→ DATA SHOWN
• • •

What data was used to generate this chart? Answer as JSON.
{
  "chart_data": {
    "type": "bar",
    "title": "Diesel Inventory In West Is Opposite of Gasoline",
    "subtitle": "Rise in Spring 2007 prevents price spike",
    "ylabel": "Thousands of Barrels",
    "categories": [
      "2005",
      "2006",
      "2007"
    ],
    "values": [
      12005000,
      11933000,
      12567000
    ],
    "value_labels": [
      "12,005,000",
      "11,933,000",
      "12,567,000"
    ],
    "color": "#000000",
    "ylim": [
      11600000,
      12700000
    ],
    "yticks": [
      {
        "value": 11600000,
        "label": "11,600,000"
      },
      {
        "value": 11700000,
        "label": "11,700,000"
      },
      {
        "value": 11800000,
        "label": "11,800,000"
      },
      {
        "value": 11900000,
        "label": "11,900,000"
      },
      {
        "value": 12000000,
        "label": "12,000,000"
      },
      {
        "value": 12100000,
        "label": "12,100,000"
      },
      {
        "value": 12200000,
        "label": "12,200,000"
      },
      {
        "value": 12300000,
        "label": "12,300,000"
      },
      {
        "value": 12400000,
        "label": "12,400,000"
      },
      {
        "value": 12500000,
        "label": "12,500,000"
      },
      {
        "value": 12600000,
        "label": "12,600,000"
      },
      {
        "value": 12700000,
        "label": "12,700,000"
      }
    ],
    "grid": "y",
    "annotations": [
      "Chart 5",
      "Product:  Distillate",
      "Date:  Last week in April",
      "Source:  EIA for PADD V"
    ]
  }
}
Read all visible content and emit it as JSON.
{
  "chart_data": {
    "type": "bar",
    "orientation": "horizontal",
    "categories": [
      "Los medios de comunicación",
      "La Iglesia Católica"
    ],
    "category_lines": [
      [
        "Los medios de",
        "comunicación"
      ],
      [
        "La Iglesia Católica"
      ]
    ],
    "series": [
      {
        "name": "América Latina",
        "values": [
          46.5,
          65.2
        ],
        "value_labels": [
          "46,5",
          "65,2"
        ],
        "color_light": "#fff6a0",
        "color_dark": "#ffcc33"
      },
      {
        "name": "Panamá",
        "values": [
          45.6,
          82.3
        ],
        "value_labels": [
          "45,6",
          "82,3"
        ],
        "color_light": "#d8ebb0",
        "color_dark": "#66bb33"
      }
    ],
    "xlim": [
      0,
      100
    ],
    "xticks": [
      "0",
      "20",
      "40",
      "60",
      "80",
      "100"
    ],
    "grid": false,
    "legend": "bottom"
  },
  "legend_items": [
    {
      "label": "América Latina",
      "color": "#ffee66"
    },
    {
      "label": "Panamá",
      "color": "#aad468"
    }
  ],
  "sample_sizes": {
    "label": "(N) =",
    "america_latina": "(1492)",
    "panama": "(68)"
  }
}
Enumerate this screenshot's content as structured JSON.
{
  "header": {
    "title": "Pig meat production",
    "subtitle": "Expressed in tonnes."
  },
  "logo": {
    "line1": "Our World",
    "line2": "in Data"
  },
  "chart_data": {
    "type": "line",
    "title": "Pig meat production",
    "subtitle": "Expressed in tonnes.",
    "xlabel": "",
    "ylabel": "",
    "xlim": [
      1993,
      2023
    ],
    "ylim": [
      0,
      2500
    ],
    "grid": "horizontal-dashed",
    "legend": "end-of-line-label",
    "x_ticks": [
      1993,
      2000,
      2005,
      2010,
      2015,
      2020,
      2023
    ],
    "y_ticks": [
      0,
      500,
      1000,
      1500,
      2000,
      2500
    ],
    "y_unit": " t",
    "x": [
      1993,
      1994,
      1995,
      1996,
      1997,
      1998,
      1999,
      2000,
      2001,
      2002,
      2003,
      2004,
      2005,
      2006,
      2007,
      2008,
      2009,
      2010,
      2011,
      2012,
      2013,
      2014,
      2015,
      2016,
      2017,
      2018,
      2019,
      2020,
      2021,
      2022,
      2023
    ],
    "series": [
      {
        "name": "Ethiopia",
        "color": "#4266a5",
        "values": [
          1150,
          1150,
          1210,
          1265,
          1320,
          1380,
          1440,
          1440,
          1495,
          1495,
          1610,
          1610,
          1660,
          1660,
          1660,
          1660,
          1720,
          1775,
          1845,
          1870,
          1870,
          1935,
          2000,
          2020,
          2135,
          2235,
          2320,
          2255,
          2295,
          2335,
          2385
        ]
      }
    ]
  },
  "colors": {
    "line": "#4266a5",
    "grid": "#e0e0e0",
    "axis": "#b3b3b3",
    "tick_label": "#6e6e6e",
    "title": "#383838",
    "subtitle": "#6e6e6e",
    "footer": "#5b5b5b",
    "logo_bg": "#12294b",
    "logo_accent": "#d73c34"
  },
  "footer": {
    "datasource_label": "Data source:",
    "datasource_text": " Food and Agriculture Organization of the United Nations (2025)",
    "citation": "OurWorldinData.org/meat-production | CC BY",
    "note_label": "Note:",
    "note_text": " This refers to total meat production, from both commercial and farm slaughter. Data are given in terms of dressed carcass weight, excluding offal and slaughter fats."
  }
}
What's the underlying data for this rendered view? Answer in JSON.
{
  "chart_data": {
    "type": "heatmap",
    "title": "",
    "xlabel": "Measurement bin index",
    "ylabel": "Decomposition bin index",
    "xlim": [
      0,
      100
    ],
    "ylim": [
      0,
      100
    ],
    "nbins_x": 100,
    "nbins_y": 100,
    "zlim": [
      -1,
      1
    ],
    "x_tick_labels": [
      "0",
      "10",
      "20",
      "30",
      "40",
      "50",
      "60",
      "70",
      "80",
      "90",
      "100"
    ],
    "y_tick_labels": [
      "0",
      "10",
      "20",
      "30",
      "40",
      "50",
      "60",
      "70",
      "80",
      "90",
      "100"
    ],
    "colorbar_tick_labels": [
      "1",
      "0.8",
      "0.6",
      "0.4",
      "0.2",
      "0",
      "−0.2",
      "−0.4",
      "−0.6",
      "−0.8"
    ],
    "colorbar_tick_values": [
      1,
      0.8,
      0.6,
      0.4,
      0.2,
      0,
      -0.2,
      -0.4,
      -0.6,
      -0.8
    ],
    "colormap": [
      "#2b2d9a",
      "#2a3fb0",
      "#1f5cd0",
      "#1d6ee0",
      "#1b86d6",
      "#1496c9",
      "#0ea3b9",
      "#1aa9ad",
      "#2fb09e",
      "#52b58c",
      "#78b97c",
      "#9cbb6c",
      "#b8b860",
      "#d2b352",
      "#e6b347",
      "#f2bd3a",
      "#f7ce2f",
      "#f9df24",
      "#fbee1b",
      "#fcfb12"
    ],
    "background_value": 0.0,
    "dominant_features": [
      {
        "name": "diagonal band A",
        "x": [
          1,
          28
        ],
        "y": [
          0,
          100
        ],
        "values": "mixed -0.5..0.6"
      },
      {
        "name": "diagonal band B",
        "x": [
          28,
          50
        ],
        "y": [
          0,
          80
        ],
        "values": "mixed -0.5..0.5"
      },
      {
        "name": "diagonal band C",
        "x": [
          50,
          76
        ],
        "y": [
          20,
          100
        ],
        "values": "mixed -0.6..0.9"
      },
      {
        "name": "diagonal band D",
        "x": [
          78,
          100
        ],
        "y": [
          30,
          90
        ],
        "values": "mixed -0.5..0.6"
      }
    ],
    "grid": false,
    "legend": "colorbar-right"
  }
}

• • •

→ AIM OF THE EXERCISE
Pull every line containing "index" out of the data above.

→ WORKED SOLUTION
    "xlabel": "Measurement bin index",
    "ylabel": "Decomposition bin index",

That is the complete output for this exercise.